Source data:

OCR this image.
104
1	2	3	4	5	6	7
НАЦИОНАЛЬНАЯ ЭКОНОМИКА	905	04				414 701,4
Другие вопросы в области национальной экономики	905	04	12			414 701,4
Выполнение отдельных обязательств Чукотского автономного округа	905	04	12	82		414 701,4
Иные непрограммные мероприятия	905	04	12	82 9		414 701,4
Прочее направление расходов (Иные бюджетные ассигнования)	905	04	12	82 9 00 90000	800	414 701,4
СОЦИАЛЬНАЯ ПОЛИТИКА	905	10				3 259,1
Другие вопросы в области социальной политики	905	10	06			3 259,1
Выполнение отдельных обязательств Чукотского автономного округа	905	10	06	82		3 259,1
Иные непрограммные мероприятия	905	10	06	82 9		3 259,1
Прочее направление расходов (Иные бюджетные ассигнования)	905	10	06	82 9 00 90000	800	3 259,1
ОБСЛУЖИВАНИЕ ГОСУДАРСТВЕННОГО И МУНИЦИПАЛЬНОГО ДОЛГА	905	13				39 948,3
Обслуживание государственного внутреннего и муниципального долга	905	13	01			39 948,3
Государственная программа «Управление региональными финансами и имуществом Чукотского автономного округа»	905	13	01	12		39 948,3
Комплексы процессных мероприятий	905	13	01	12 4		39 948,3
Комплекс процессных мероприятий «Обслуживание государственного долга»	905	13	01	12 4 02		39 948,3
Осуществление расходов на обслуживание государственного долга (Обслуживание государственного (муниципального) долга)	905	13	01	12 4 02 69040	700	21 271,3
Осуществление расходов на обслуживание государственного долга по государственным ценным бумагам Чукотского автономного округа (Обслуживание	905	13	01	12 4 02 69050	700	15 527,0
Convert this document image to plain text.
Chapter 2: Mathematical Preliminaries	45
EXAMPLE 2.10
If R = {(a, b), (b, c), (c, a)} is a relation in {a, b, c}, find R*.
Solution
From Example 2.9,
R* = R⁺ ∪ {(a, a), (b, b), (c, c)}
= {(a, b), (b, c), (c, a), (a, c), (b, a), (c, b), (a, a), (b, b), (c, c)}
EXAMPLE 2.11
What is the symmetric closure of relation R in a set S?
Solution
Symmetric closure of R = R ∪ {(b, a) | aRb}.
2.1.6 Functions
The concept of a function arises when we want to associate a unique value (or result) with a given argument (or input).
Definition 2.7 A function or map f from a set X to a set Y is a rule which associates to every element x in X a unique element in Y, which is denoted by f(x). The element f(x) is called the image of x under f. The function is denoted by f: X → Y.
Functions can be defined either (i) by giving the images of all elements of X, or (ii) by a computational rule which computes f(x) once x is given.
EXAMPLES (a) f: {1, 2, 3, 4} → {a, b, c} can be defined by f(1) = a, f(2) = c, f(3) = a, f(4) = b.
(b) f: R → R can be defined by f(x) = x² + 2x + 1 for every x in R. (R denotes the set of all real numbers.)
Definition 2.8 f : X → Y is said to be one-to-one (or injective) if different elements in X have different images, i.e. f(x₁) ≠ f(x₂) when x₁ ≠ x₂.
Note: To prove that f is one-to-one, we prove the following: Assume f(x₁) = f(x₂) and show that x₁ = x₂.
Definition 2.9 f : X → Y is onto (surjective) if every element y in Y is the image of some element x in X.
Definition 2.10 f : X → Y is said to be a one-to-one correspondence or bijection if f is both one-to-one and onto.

What the exercise asks:
Each line containing the word "ассигнования" counts once; report the total alone.

Answer to the problem:
2